Records from a collection of figures:
-------

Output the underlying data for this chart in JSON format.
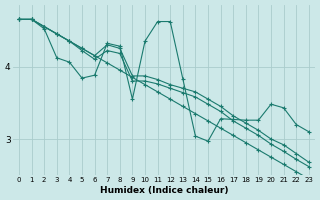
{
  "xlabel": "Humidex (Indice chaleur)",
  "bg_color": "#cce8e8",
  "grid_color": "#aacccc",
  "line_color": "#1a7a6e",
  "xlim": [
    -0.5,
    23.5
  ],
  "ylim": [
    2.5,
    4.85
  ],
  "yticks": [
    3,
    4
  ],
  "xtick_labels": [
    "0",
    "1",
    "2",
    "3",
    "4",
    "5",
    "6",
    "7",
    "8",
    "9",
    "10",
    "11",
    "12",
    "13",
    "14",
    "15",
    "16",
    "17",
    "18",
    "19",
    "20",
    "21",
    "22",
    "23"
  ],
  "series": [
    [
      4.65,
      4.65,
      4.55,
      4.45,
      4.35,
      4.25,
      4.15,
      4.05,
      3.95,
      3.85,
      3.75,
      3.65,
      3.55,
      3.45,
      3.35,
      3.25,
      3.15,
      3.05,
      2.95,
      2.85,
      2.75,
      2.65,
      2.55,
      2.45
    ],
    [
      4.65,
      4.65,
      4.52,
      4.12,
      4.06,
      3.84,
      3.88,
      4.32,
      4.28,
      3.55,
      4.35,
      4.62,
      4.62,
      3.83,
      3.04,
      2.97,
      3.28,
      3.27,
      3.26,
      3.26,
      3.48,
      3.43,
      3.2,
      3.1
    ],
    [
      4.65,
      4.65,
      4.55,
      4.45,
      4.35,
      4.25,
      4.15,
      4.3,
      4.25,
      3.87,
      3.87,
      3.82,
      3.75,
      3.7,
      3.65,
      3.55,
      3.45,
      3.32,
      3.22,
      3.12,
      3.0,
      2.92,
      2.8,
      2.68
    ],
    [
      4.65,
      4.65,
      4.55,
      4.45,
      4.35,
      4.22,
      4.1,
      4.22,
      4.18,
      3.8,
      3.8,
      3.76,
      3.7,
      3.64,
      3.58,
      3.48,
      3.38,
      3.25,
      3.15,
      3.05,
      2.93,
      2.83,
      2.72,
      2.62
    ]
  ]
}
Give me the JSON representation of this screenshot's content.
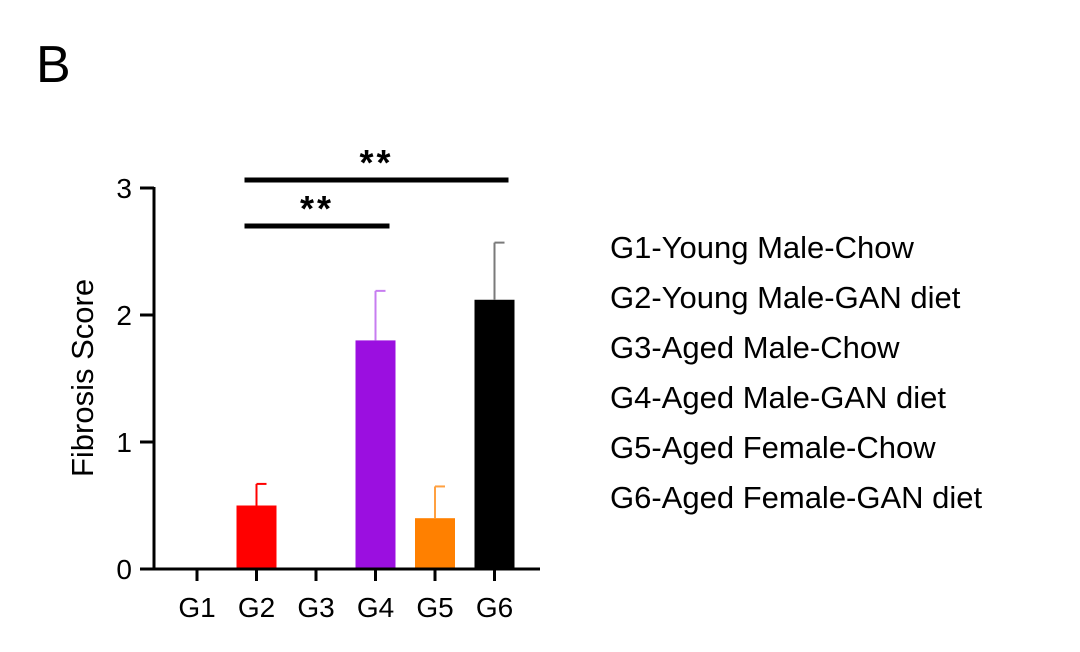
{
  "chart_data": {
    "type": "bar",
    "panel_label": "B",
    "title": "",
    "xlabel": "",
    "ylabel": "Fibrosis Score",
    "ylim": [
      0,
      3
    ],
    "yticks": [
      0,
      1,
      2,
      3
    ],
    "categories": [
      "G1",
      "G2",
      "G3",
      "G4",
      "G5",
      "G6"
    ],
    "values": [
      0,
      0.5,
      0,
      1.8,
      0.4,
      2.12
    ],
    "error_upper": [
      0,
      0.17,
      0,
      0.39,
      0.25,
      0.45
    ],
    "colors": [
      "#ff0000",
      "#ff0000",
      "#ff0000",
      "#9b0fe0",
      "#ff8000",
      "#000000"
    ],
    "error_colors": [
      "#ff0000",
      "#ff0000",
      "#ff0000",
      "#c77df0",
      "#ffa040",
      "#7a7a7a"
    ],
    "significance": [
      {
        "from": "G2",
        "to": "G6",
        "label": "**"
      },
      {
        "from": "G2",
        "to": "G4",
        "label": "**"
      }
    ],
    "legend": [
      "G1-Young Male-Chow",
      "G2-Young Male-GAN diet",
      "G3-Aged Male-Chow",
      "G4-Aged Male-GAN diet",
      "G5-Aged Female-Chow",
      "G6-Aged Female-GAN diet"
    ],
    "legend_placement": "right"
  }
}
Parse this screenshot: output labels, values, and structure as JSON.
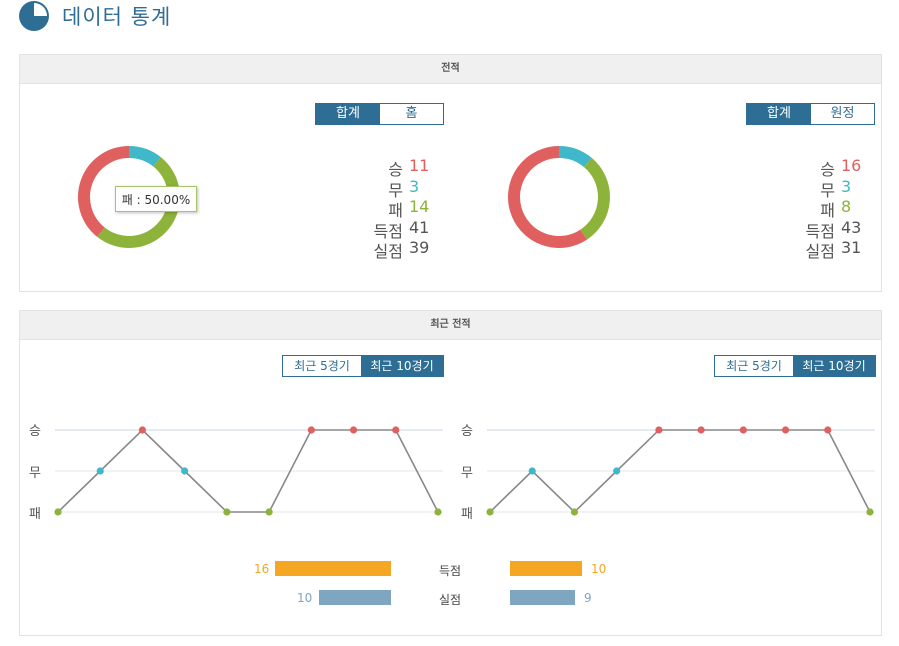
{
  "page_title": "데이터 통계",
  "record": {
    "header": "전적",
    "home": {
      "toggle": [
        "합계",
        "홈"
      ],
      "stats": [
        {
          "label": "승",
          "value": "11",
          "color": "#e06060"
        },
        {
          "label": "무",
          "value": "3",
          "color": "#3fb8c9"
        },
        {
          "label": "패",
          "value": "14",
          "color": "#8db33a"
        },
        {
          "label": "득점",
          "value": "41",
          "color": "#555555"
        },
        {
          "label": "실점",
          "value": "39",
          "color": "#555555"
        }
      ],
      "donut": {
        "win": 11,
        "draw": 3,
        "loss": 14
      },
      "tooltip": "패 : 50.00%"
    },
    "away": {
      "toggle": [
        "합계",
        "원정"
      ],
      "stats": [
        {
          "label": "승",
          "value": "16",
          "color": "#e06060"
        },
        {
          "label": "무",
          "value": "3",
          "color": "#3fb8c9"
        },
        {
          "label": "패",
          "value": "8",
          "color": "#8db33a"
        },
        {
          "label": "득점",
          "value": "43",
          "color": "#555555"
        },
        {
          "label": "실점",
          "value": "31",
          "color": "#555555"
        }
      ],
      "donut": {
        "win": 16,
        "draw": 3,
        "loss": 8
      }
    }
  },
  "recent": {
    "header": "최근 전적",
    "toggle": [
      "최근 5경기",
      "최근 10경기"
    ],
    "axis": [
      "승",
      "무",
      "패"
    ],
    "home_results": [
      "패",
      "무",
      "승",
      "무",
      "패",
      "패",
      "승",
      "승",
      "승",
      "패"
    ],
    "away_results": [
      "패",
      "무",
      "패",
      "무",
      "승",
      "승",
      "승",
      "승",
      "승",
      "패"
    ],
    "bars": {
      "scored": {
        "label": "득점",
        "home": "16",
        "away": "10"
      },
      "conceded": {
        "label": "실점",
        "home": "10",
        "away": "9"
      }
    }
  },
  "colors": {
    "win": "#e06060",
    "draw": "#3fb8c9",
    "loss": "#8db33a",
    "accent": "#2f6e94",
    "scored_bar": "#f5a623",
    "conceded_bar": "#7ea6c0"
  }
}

-------

#### STATED GOAL:
Return the lines of the records that include the string "this".

#### COMPLETED EXERCISE:
Output the underlying data for this chart in JSON format.
Give me the JSON representation of this screenshot's content.
Parse this screenshot: output labels, values, and structure as JSON.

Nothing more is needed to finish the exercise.